▸ **SUPPLIED ENTRIES**:

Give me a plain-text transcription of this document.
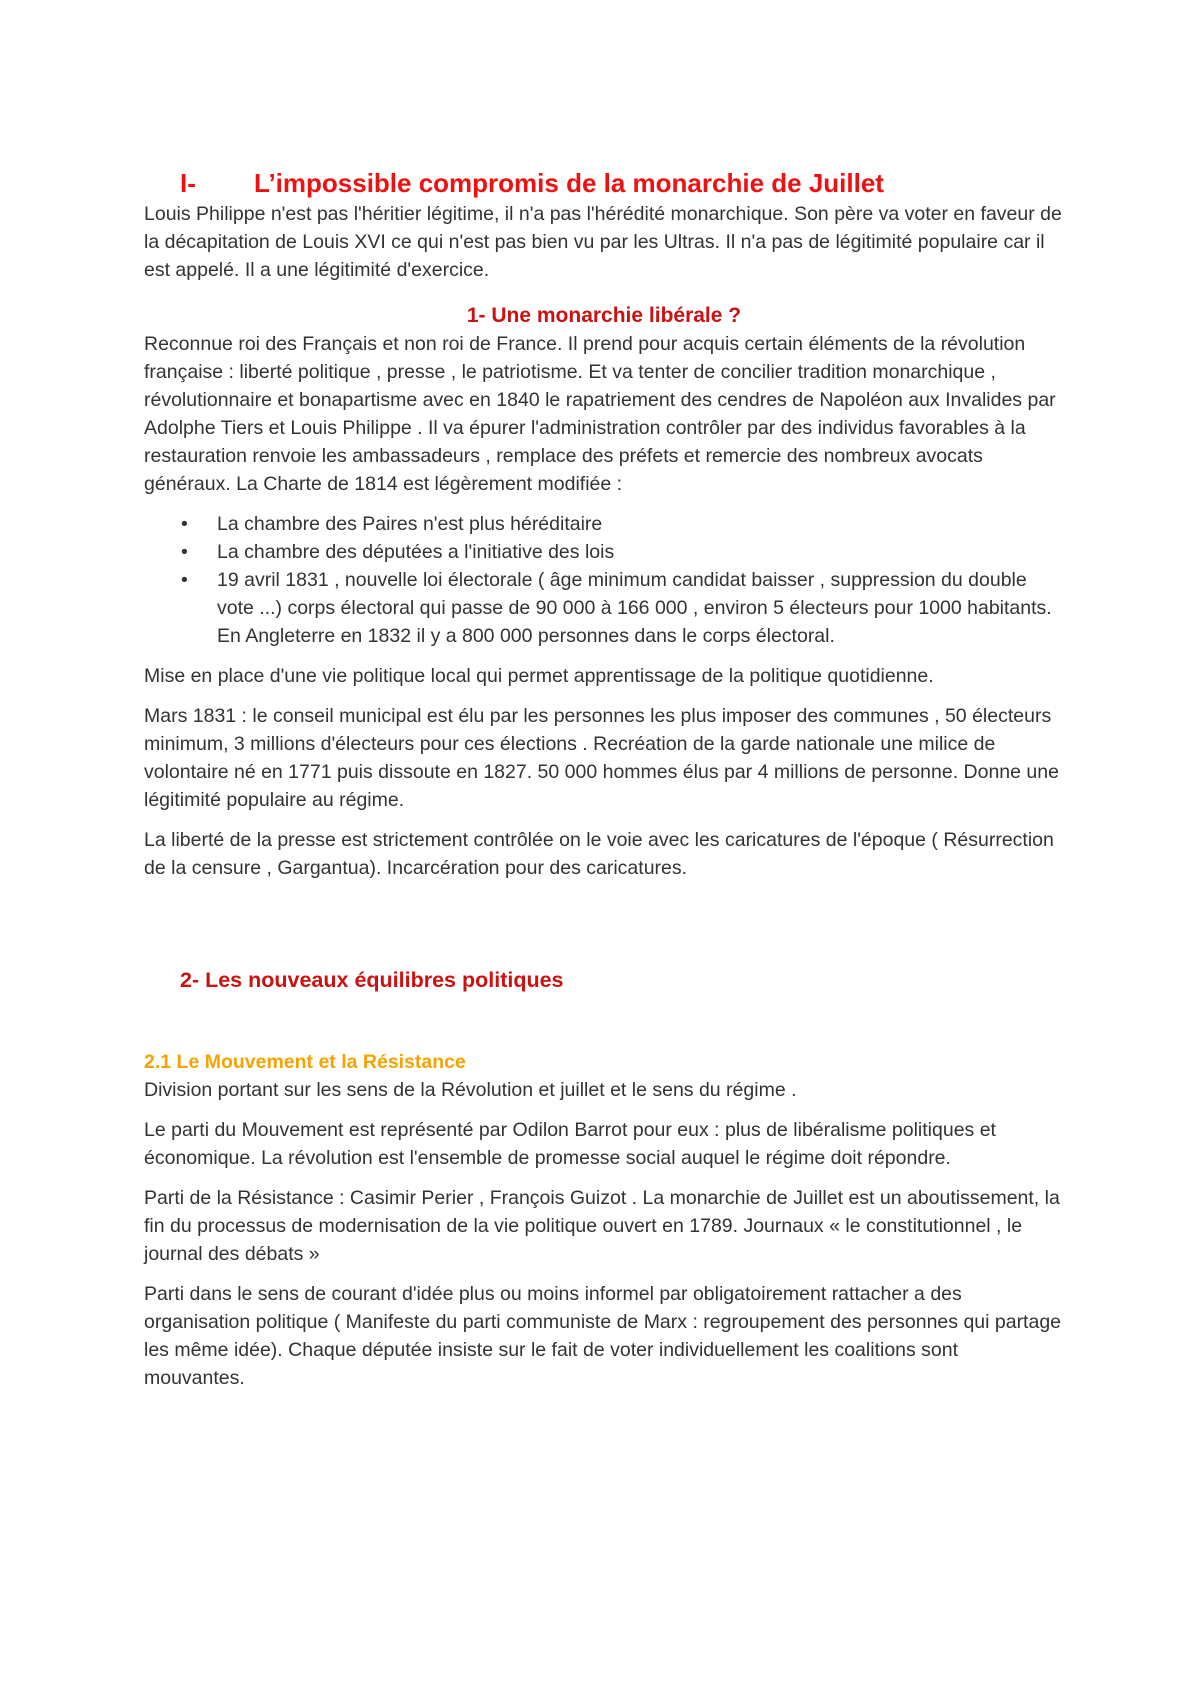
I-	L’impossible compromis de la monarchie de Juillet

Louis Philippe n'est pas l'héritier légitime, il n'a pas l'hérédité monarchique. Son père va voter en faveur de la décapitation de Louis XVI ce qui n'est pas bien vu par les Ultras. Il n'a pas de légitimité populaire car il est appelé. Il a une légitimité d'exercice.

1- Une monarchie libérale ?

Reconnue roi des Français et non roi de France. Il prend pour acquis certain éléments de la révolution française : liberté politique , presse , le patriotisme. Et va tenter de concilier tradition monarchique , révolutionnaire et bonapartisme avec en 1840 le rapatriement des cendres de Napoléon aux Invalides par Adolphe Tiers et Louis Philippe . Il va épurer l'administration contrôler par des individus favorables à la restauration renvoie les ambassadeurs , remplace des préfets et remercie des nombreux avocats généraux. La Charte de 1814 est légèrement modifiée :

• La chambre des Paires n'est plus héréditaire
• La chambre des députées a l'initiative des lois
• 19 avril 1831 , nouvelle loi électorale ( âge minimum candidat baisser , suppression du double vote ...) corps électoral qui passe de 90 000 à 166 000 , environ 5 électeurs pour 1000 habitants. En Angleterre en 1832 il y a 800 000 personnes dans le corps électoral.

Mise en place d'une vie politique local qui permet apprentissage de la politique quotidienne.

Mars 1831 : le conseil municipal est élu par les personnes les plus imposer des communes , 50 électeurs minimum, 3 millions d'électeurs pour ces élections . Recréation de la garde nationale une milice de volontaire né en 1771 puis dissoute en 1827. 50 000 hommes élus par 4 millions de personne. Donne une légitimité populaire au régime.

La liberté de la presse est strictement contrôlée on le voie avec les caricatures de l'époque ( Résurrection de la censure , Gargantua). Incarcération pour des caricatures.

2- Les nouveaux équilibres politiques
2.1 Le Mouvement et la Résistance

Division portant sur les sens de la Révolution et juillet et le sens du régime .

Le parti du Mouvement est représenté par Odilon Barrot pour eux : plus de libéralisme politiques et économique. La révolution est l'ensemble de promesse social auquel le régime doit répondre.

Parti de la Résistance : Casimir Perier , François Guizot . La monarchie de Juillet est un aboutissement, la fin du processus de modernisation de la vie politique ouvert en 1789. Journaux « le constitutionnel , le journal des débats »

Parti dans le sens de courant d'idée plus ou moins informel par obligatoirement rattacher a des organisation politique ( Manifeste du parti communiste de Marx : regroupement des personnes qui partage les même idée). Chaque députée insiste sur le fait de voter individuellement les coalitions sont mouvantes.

▸ **TASK DIRECTIONS**:
Set down the lines of the records above exactly, apart from the pictures.

▸ **RESPONSE TO THIS TASK**:
Give me a plain-text transcription of this document.
I-	L’impossible compromis de la monarchie de Juillet

Louis Philippe n'est pas l'héritier légitime, il n'a pas l'hérédité monarchique. Son père va voter en faveur de la décapitation de Louis XVI ce qui n'est pas bien vu par les Ultras. Il n'a pas de légitimité populaire car il est appelé. Il a une légitimité d'exercice.

1- Une monarchie libérale ?

Reconnue roi des Français et non roi de France. Il prend pour acquis certain éléments de la révolution française : liberté politique , presse , le patriotisme. Et va tenter de concilier tradition monarchique , révolutionnaire et bonapartisme avec en 1840 le rapatriement des cendres de Napoléon aux Invalides par Adolphe Tiers et Louis Philippe . Il va épurer l'administration contrôler par des individus favorables à la restauration renvoie les ambassadeurs , remplace des préfets et remercie des nombreux avocats généraux. La Charte de 1814 est légèrement modifiée :

• La chambre des Paires n'est plus héréditaire
• La chambre des députées a l'initiative des lois
• 19 avril 1831 , nouvelle loi électorale ( âge minimum candidat baisser , suppression du double vote ...) corps électoral qui passe de 90 000 à 166 000 , environ 5 électeurs pour 1000 habitants. En Angleterre en 1832 il y a 800 000 personnes dans le corps électoral.

Mise en place d'une vie politique local qui permet apprentissage de la politique quotidienne.

Mars 1831 : le conseil municipal est élu par les personnes les plus imposer des communes , 50 électeurs minimum, 3 millions d'électeurs pour ces élections . Recréation de la garde nationale une milice de volontaire né en 1771 puis dissoute en 1827. 50 000 hommes élus par 4 millions de personne. Donne une légitimité populaire au régime.

La liberté de la presse est strictement contrôlée on le voie avec les caricatures de l'époque ( Résurrection de la censure , Gargantua). Incarcération pour des caricatures.

2- Les nouveaux équilibres politiques
2.1 Le Mouvement et la Résistance

Division portant sur les sens de la Révolution et juillet et le sens du régime .

Le parti du Mouvement est représenté par Odilon Barrot pour eux : plus de libéralisme politiques et économique. La révolution est l'ensemble de promesse social auquel le régime doit répondre.

Parti de la Résistance : Casimir Perier , François Guizot . La monarchie de Juillet est un aboutissement, la fin du processus de modernisation de la vie politique ouvert en 1789. Journaux « le constitutionnel , le journal des débats »

Parti dans le sens de courant d'idée plus ou moins informel par obligatoirement rattacher a des organisation politique ( Manifeste du parti communiste de Marx : regroupement des personnes qui partage les même idée). Chaque députée insiste sur le fait de voter individuellement les coalitions sont mouvantes.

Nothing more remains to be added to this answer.